(Data records)
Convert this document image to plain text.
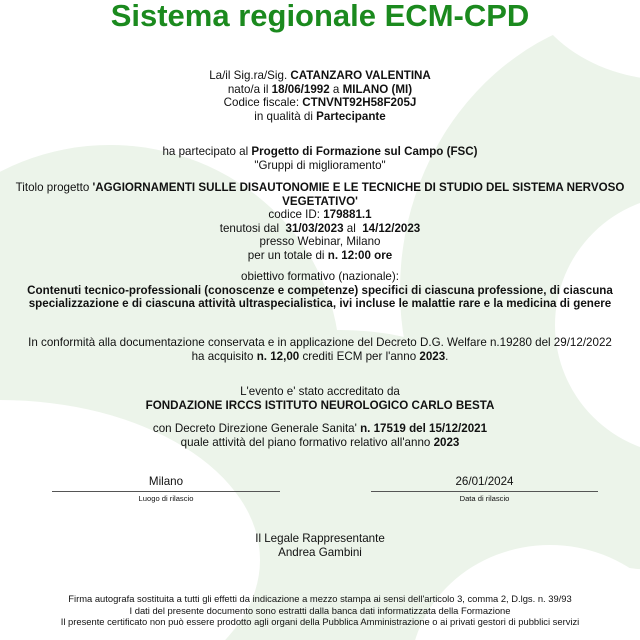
Sistema regionale ECM-CPD
La/il Sig.ra/Sig. CATANZARO VALENTINA
nato/a il 18/06/1992 a MILANO (MI)
Codice fiscale: CTNVNT92H58F205J
in qualità di Partecipante
ha partecipato al Progetto di Formazione sul Campo (FSC)
"Gruppi di miglioramento"
Titolo progetto 'AGGIORNAMENTI SULLE DISAUTONOMIE E LE TECNICHE DI STUDIO DEL SISTEMA NERVOSO
VEGETATIVO'
codice ID: 179881.1
tenutosi dal  31/03/2023 al  14/12/2023
presso Webinar, Milano
per un totale di n. 12:00 ore
obiettivo formativo (nazionale):
Contenuti tecnico-professionali (conoscenze e competenze) specifici di ciascuna professione, di ciascuna
specializzazione e di ciascuna attività ultraspecialistica, ivi incluse le malattie rare e la medicina di genere
In conformità alla documentazione conservata e in applicazione del Decreto D.G. Welfare n.19280 del 29/12/2022
ha acquisito n. 12,00 crediti ECM per l'anno 2023.
L'evento e' stato accreditato da
FONDAZIONE IRCCS ISTITUTO NEUROLOGICO CARLO BESTA
con Decreto Direzione Generale Sanita' n. 17519 del 15/12/2021
quale attività del piano formativo relativo all'anno 2023
Milano
Luogo di rilascio
26/01/2024
Data di rilascio
Il Legale Rappresentante
Andrea Gambini
Firma autografa sostituita a tutti gli effetti da indicazione a mezzo stampa ai sensi dell'articolo 3, comma 2, D.lgs. n. 39/93
I dati del presente documento sono estratti dalla banca dati informatizzata della Formazione
Il presente certificato non può essere prodotto agli organi della Pubblica Amministrazione o ai privati gestori di pubblici servizi
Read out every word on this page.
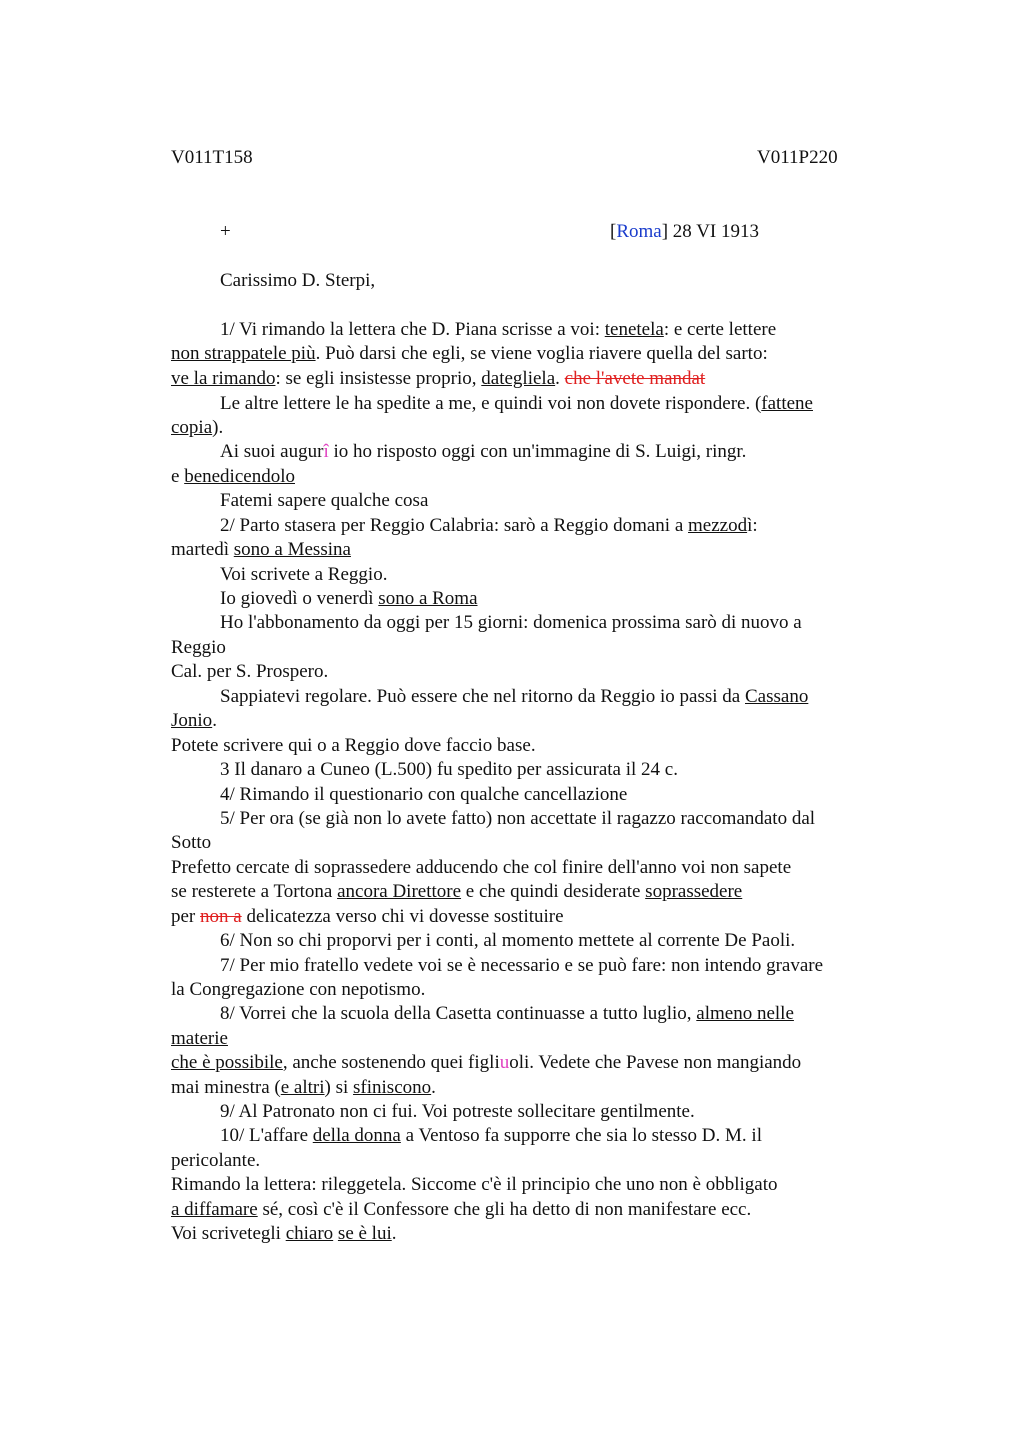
V011T158	V011P220
+	[Roma] 28 VI 1913
Carissimo D. Sterpi,
1/ Vi rimando la lettera che D. Piana scrisse a voi: tenetela: e certe lettere
non strappatele più. Può darsi che egli, se viene voglia riavere quella del sarto:
ve la rimando: se egli insistesse proprio, dategliela. che l'avete mandat
Le altre lettere le ha spedite a me, e quindi voi non dovete rispondere. (fattene
copia).
Ai suoi augurî io ho risposto oggi con un'immagine di S. Luigi, ringr.
e benedicendolo
Fatemi sapere qualche cosa
2/ Parto stasera per Reggio Calabria: sarò a Reggio domani a mezzodì:
martedì sono a Messina
Voi scrivete a Reggio.
Io giovedì o venerdì sono a Roma
Ho l'abbonamento da oggi per 15 giorni: domenica prossima sarò di nuovo a
Reggio
Cal. per S. Prospero.
Sappiatevi regolare. Può essere che nel ritorno da Reggio io passi da Cassano
Jonio.
Potete scrivere qui o a Reggio dove faccio base.
3 Il danaro a Cuneo (L.500) fu spedito per assicurata il 24 c.
4/ Rimando il questionario con qualche cancellazione
5/ Per ora (se già non lo avete fatto) non accettate il ragazzo raccomandato dal
Sotto
Prefetto cercate di soprassedere adducendo che col finire dell'anno voi non sapete
se resterete a Tortona ancora Direttore e che quindi desiderate soprassedere
per non a delicatezza verso chi vi dovesse sostituire
6/ Non so chi proporvi per i conti, al momento mettete al corrente De Paoli.
7/ Per mio fratello vedete voi se è necessario e se può fare: non intendo gravare
la Congregazione con nepotismo.
8/ Vorrei che la scuola della Casetta continuasse a tutto luglio, almeno nelle
materie
che è possibile, anche sostenendo quei figliuoli. Vedete che Pavese non mangiando
mai minestra (e altri) si sfiniscono.
9/ Al Patronato non ci fui. Voi potreste sollecitare gentilmente.
10/ L'affare della donna a Ventoso fa supporre che sia lo stesso D. M. il
pericolante.
Rimando la lettera: rileggetela. Siccome c'è il principio che uno non è obbligato
a diffamare sé, così c'è il Confessore che gli ha detto di non manifestare ecc.
Voi scrivetegli chiaro se è lui.
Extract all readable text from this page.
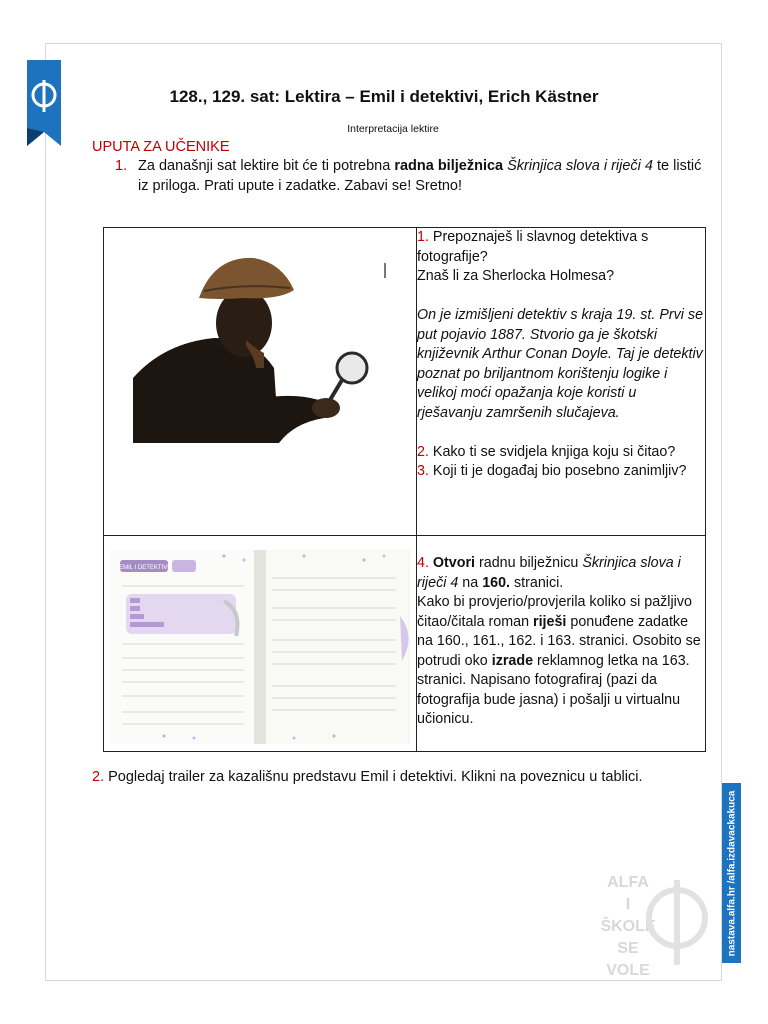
128., 129. sat: Lektira – Emil i detektivi, Erich Kästner
Interpretacija lektire
UPUTA ZA UČENIKE
1. Za današnji sat lektire bit će ti potrebna radna bilježnica Škrinjica slova i riječi 4 te listić iz priloga. Prati upute i zadatke. Zabavi se! Sretno!

1. Prepoznaješ li slavnog detektiva s fotografije?
Znaš li za Sherlocka Holmesa?
On je izmišljeni detektiv s kraja 19. st. Prvi se put pojavio 1887. Stvorio ga je škotski književnik Arthur Conan Doyle. Taj je detektiv poznat po briljantnom korištenju logike i velikoj moći opažanja koje koristi u rješavanju zamršenih slučajeva.
2. Kako ti se svidjela knjiga koju si čitao?
3. Koji ti je događaj bio posebno zanimljiv?

EMIL I DETEKTIVI	4. Otvori radnu bilježnicu Škrinjica slova i riječi 4 na 160. stranici.
Kako bi provjerio/provjerila koliko si pažljivo čitao/čitala roman riješi ponuđene zadatke na 160., 161., 162. i 163. stranici. Osobito se potrudi oko izrade reklamnog letka na 163. stranici. Napisano fotografiraj (pazi da fotografija bude jasna) i pošalji u virtualnu učionicu.
2. Pogledaj trailer za kazališnu predstavu Emil i detektivi. Klikni na poveznicu u tablici.
ALFA
I ŠKOLE
SE VOLE
nastava.alfa.hr /alfa.izdavackakuca
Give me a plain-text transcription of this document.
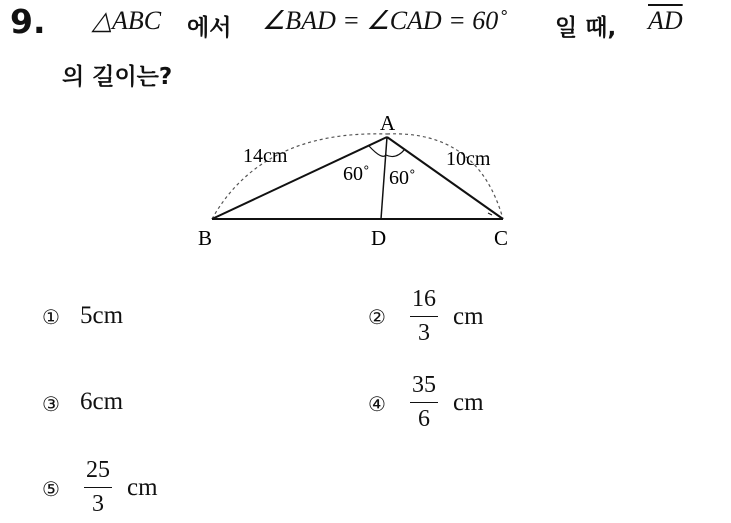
9. △ABC 에서 ∠BAD = ∠CAD = 60˚ 일 때, $\overline{AD}$
의 길이는?
A
B	C
D
14cm	10cm
60˚ 60˚
① 5cm	②
16
3
cm
③ 6cm	④
35
6
cm
⑤
25
3
cm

What you have to do
In the records above, locate each line with the word "ciascuna". Copy all such lines.

The completed task
Contenuti tecnico-professionali (conoscenze e competenze) specifici di ciascuna professione, di ciascuna
specializzazione e di ciascuna attività ultraspecialistica, ivi incluse le malattie rare e la medicina di genere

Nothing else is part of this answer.